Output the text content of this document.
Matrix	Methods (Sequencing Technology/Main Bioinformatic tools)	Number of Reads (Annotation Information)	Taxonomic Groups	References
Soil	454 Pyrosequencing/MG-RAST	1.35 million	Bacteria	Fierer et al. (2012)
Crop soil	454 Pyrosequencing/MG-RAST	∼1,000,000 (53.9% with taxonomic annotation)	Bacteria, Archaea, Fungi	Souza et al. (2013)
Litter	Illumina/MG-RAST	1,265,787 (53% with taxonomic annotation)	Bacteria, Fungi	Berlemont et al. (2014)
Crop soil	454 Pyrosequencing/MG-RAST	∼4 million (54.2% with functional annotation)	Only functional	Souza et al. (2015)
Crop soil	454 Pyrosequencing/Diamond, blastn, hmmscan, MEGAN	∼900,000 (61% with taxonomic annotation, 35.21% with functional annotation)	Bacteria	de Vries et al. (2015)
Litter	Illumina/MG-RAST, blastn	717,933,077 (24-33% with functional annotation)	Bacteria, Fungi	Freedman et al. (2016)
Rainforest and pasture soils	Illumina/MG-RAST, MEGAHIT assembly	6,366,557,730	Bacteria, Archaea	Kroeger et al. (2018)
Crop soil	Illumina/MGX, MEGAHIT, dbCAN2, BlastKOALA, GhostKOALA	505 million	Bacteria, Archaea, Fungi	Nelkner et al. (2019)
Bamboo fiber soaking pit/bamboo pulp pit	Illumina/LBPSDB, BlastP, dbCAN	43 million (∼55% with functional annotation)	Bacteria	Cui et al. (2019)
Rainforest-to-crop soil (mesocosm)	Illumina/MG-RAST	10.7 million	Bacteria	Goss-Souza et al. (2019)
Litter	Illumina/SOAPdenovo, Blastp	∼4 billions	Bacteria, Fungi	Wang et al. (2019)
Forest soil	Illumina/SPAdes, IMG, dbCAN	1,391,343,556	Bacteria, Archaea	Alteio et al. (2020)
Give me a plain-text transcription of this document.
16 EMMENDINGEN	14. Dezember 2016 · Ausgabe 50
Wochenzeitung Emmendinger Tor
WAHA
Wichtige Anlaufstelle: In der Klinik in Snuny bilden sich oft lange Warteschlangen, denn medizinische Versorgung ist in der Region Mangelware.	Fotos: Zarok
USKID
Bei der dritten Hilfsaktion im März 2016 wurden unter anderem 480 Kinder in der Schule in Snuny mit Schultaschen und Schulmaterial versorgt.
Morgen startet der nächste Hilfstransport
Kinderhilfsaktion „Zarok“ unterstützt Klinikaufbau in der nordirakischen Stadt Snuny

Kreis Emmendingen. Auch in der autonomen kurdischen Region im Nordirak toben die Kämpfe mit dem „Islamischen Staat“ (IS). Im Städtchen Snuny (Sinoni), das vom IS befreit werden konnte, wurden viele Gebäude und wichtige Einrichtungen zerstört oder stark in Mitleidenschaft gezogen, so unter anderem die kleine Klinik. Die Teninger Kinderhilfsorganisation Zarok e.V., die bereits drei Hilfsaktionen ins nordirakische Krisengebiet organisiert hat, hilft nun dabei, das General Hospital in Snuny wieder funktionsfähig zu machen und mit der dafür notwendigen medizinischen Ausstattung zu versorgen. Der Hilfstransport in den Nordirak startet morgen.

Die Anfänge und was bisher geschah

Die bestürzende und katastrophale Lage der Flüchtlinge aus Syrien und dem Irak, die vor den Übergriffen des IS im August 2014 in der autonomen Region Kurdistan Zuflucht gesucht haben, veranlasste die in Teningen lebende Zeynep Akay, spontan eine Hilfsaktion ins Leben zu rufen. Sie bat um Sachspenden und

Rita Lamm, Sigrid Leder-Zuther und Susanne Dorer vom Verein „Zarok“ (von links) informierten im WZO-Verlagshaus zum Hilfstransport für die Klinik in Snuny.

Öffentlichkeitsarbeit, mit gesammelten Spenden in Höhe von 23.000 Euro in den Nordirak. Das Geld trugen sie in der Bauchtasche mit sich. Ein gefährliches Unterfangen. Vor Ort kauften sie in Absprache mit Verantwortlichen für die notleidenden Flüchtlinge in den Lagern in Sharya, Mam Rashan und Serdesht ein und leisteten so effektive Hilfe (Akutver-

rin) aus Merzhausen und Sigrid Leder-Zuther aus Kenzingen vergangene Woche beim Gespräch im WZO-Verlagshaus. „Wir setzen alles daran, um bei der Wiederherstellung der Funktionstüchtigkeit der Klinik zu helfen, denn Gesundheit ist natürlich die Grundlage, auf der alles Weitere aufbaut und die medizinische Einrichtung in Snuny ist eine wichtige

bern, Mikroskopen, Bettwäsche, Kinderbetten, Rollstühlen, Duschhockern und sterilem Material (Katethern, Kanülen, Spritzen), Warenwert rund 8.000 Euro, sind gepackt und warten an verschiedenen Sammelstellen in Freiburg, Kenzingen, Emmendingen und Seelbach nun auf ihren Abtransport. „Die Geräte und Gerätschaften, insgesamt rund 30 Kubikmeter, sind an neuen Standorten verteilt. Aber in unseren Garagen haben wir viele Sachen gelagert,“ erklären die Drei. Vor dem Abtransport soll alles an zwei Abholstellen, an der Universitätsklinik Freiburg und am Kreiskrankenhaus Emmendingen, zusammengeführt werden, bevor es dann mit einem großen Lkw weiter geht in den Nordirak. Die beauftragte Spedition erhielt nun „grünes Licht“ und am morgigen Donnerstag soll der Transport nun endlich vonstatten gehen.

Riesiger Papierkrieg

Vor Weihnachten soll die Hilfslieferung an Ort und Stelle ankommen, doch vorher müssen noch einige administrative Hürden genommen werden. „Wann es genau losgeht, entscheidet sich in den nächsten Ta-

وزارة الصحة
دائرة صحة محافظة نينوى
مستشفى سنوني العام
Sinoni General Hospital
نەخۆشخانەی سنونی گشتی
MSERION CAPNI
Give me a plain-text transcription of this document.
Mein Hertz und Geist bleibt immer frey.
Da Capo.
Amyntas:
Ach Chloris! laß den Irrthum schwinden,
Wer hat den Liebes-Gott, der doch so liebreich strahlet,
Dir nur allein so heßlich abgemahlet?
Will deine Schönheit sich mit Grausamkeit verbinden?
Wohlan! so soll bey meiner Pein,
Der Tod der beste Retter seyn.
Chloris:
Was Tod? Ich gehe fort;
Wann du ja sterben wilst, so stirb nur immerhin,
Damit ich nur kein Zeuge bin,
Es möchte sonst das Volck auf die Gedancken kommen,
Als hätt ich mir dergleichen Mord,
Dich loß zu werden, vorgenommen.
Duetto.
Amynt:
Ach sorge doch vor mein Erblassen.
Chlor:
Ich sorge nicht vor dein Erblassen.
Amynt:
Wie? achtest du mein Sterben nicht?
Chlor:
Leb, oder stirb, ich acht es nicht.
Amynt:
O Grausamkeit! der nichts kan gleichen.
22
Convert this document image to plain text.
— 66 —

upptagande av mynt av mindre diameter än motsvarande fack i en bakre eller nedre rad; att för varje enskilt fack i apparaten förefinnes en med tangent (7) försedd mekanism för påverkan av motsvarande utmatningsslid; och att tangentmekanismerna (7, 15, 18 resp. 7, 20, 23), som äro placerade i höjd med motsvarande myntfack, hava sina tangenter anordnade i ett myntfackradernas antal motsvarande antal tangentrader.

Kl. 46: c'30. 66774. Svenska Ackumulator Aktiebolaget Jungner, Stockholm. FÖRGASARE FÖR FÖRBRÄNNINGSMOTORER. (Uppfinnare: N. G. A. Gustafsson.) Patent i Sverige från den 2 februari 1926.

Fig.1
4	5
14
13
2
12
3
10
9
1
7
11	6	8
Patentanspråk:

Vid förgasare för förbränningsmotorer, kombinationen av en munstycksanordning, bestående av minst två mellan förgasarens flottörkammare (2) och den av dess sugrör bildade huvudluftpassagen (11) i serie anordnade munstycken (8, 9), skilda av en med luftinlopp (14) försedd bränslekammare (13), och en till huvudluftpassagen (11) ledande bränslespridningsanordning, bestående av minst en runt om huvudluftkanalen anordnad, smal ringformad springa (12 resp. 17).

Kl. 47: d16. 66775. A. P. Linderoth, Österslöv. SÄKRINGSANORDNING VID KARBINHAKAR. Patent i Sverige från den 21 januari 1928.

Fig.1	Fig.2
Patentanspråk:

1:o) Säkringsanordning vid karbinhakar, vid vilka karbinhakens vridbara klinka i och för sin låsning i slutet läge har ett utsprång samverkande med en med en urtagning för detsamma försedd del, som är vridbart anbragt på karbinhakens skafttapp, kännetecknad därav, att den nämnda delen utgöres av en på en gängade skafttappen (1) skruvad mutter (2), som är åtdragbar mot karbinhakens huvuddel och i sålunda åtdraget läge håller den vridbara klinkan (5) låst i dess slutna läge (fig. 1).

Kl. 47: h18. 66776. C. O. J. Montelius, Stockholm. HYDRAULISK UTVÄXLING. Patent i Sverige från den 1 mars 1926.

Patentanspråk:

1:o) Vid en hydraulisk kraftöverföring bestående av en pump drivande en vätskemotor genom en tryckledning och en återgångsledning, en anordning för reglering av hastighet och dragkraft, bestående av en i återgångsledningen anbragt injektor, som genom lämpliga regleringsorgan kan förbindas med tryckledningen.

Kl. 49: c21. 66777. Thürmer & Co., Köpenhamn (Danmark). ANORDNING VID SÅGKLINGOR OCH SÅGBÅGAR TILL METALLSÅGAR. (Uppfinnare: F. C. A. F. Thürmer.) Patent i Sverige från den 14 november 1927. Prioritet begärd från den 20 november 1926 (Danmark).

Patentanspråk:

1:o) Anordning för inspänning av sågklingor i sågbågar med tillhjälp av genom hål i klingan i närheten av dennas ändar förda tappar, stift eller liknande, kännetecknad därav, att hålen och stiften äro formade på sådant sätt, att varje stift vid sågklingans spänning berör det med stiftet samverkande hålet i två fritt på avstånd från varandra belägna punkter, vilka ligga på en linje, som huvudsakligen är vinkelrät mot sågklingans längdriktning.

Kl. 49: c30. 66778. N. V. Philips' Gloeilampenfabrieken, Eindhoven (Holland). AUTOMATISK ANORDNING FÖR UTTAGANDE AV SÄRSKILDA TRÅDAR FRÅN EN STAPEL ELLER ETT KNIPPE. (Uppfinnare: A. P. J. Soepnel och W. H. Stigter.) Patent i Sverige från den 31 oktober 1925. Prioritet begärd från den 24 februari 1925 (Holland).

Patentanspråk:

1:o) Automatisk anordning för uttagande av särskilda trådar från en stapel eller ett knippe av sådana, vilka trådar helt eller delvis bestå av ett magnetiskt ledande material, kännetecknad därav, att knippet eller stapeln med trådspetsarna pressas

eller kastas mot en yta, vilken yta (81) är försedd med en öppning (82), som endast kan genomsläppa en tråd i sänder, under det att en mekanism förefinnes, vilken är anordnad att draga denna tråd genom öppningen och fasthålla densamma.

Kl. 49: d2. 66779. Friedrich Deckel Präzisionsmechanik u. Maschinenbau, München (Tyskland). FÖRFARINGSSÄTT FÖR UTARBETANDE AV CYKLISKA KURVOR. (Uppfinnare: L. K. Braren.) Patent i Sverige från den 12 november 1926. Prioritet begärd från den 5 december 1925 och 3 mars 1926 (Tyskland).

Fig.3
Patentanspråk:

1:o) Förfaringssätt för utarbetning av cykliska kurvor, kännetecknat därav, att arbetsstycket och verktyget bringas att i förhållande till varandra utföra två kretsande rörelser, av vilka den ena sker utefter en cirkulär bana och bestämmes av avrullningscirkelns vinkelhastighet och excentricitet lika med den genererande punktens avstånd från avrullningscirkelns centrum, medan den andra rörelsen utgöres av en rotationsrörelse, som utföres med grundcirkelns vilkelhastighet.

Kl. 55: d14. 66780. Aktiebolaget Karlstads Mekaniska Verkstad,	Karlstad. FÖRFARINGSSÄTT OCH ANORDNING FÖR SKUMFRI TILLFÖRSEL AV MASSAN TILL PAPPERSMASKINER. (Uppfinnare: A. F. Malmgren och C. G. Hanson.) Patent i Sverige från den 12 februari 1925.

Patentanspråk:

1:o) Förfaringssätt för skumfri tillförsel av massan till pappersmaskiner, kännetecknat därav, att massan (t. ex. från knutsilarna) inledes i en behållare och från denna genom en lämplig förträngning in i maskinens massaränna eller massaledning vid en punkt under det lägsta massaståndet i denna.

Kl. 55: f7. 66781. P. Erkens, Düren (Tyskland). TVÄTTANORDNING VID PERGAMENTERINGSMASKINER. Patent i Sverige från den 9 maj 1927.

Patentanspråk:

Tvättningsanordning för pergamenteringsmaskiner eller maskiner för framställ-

> _Directions for this task_: From the material above, copy every line where the word "Litter" is found.

> _Answer for this exercise_:
Litter	Illumina/MG-RAST	1,265,787 (53% with taxonomic annotation)	Bacteria, Fungi	Berlemont et al. (2014)
Litter	Illumina/MG-RAST, blastn	717,933,077 (24-33% with functional annotation)	Bacteria, Fungi	Freedman et al. (2016)
Litter	Illumina/SOAPdenovo, Blastp	∼4 billions	Bacteria, Fungi	Wang et al. (2019)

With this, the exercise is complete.